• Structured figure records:
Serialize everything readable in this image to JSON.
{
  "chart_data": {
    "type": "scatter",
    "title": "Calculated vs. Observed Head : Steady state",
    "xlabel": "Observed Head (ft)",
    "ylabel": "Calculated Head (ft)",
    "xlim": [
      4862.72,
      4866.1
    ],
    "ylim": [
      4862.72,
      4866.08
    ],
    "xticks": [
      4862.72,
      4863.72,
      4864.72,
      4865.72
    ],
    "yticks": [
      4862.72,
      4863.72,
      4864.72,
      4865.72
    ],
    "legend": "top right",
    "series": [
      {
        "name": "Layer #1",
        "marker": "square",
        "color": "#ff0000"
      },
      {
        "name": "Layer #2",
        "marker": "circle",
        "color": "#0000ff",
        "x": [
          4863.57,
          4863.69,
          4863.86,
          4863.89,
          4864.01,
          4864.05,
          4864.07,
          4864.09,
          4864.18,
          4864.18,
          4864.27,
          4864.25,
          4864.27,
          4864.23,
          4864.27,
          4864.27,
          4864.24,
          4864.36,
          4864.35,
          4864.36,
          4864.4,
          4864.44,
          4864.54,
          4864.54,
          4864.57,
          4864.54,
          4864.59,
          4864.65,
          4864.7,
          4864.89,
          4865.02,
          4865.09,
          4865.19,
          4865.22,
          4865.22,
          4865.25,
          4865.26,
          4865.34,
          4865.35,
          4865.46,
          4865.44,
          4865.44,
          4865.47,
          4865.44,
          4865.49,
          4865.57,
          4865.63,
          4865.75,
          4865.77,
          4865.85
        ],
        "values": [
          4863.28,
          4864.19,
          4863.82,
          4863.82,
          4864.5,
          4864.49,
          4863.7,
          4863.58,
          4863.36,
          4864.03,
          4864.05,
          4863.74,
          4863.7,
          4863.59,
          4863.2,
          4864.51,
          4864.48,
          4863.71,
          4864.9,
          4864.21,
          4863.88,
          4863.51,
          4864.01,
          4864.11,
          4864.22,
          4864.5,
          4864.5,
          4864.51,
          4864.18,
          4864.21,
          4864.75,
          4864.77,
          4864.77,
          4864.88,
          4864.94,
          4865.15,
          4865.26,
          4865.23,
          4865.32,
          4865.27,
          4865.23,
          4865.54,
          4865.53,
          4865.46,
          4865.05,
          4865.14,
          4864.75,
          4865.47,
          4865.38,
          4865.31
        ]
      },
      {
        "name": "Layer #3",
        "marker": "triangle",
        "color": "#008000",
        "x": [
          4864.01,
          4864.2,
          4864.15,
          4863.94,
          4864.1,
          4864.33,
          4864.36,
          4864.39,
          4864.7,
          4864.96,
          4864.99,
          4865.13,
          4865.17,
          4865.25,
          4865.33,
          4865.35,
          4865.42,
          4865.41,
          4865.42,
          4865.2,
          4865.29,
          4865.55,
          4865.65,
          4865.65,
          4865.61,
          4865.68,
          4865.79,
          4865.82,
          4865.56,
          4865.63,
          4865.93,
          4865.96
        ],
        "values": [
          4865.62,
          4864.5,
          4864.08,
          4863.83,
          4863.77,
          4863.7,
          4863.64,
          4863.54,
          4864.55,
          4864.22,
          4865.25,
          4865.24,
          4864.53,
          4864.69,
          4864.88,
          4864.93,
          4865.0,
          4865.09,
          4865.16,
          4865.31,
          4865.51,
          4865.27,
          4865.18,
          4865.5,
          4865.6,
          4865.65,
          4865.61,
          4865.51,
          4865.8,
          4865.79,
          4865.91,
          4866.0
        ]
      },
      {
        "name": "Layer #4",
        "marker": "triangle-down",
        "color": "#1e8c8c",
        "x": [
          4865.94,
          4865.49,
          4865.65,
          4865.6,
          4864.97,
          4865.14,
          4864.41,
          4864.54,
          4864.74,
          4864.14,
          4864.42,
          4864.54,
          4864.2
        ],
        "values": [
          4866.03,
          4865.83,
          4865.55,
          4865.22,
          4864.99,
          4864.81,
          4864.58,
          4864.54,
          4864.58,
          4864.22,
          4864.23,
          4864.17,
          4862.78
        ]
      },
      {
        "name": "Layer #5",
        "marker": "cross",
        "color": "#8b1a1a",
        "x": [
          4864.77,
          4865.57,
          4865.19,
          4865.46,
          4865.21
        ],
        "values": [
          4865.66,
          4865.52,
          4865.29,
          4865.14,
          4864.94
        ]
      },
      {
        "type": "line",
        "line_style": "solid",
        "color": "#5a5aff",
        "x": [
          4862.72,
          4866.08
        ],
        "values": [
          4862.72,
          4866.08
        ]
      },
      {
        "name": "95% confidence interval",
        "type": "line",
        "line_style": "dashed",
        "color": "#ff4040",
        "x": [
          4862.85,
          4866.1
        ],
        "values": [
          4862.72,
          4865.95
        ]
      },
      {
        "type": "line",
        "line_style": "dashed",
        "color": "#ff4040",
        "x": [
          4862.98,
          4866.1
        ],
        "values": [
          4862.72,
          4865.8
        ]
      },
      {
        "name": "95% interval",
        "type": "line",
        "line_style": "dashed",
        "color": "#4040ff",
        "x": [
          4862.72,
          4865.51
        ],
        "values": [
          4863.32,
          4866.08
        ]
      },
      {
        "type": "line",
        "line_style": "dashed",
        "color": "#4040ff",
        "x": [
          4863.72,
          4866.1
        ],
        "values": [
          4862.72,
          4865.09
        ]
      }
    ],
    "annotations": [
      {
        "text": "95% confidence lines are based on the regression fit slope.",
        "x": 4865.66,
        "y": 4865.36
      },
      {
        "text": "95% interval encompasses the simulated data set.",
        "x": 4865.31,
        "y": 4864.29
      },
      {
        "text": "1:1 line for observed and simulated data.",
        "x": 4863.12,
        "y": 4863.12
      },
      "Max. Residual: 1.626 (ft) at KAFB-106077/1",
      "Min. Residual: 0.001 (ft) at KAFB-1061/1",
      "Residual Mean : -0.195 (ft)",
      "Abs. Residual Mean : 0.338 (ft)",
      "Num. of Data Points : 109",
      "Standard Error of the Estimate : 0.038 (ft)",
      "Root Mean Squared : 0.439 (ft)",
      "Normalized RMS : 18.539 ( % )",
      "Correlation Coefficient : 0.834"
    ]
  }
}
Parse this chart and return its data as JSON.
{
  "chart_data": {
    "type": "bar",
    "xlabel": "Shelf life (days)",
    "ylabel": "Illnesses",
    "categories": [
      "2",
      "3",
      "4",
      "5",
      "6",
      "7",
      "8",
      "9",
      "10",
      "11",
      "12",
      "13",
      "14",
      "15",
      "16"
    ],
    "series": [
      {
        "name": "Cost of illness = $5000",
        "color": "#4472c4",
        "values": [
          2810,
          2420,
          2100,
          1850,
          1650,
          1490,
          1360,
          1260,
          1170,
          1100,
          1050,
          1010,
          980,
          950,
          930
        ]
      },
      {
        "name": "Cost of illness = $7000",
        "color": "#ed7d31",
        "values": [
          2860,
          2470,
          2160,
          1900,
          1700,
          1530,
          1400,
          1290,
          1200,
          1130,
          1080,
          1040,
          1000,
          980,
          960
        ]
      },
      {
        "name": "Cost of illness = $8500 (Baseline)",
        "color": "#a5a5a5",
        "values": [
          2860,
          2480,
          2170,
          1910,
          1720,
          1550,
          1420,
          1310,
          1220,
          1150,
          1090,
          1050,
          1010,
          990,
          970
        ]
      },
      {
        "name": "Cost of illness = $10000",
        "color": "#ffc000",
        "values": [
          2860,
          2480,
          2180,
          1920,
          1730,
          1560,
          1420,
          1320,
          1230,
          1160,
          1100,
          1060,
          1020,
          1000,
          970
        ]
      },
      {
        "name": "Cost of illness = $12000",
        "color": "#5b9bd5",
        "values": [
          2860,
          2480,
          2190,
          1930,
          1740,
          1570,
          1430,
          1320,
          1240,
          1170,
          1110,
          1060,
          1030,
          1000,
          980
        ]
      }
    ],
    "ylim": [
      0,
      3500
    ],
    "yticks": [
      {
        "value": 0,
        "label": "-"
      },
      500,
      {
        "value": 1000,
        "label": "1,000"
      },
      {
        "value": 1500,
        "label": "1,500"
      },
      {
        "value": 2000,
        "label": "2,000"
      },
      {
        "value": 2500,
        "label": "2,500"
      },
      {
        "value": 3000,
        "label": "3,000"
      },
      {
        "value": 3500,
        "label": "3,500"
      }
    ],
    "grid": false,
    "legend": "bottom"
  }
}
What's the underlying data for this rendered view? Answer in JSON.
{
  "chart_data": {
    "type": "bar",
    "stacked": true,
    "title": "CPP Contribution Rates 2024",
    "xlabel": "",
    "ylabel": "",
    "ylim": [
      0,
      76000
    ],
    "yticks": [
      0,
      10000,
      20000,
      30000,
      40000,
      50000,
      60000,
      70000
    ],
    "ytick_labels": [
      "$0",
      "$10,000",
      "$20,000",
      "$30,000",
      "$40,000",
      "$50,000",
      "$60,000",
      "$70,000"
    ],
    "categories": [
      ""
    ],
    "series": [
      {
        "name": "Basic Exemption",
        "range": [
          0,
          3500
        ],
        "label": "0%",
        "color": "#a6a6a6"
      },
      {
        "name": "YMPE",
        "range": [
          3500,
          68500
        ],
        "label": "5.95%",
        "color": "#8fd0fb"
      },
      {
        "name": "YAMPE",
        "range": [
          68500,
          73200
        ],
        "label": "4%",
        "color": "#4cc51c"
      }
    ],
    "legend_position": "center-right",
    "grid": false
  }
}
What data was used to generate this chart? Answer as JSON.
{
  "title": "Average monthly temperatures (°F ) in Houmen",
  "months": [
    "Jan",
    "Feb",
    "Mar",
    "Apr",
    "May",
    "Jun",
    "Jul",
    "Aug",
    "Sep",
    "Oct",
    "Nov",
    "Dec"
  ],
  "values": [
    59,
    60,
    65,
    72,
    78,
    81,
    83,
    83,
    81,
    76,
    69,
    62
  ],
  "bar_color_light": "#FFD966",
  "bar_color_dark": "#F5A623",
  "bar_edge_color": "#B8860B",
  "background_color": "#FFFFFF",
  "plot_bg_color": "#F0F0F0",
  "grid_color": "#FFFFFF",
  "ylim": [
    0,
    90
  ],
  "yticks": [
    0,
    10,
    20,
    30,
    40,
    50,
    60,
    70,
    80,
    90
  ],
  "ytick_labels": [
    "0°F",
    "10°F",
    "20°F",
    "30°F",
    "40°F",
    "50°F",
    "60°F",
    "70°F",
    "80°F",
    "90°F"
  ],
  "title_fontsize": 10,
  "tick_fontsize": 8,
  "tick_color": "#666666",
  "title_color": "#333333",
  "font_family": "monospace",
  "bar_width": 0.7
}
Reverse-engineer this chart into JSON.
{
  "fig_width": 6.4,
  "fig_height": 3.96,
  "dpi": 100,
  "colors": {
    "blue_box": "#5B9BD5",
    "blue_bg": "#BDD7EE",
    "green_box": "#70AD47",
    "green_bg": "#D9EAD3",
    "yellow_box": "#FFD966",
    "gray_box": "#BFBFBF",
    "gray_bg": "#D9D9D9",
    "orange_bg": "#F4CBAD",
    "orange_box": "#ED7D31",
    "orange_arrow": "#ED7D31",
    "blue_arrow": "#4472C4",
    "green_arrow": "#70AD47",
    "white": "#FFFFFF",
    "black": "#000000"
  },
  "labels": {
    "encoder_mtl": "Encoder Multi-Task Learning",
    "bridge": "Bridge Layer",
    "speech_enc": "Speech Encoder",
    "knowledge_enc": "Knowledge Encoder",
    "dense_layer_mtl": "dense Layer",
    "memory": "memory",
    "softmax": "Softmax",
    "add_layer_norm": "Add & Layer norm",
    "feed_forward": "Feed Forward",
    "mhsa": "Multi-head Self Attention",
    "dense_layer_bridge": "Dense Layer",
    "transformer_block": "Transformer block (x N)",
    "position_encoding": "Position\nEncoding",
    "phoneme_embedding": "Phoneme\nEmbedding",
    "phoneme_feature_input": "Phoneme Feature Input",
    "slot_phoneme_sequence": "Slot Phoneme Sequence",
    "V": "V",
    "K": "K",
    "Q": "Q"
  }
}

• Set task: Tally the lines of the listing in which the word "Mean" occurs, and state the total alone.

• Result of the task: 3